PROMPT »
Output the records exactly as they appear, with no pictures included.

Document page records:
____________________

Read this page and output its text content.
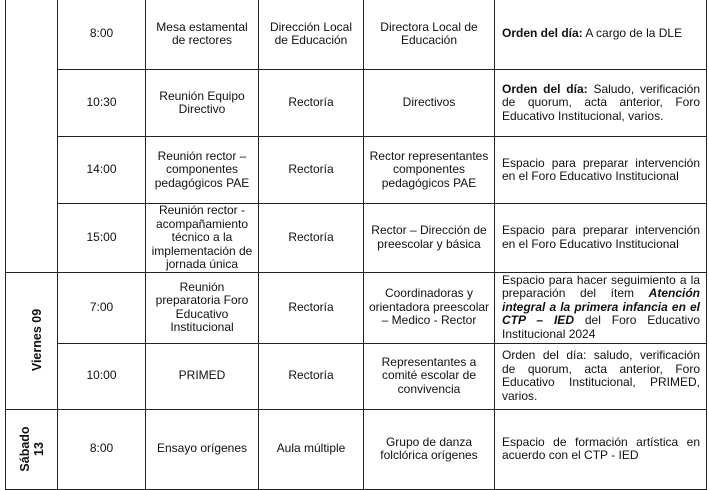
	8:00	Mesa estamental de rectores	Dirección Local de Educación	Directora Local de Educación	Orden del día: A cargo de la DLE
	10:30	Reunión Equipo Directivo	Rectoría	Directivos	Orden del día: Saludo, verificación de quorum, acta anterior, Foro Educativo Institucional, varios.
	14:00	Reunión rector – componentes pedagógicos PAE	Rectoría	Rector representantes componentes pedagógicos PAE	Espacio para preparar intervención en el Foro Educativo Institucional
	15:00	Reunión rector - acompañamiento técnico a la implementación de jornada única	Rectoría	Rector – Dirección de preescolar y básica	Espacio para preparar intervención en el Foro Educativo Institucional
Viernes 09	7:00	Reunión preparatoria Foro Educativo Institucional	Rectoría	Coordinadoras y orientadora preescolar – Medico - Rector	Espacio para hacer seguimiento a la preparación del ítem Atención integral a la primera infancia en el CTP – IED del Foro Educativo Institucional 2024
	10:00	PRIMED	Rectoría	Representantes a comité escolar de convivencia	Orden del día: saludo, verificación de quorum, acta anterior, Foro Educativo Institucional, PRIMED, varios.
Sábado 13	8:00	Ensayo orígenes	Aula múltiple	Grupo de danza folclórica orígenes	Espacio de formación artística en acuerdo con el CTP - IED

____________________

RESPONSE »
Read this page and output its text content.
	8:00	Mesa estamental de rectores	Dirección Local de Educación	Directora Local de Educación	Orden del día: A cargo de la DLE
	10:30	Reunión Equipo Directivo	Rectoría	Directivos	Orden del día: Saludo, verificación de quorum, acta anterior, Foro Educativo Institucional, varios.
	14:00	Reunión rector – componentes pedagógicos PAE	Rectoría	Rector representantes componentes pedagógicos PAE	Espacio para preparar intervención en el Foro Educativo Institucional
	15:00	Reunión rector - acompañamiento técnico a la implementación de jornada única	Rectoría	Rector – Dirección de preescolar y básica	Espacio para preparar intervención en el Foro Educativo Institucional
Viernes 09	7:00	Reunión preparatoria Foro Educativo Institucional	Rectoría	Coordinadoras y orientadora preescolar – Medico - Rector	Espacio para hacer seguimiento a la preparación del ítem Atención integral a la primera infancia en el CTP – IED del Foro Educativo Institucional 2024
	10:00	PRIMED	Rectoría	Representantes a comité escolar de convivencia	Orden del día: saludo, verificación de quorum, acta anterior, Foro Educativo Institucional, PRIMED, varios.
Sábado 13	8:00	Ensayo orígenes	Aula múltiple	Grupo de danza folclórica orígenes	Espacio de formación artística en acuerdo con el CTP - IED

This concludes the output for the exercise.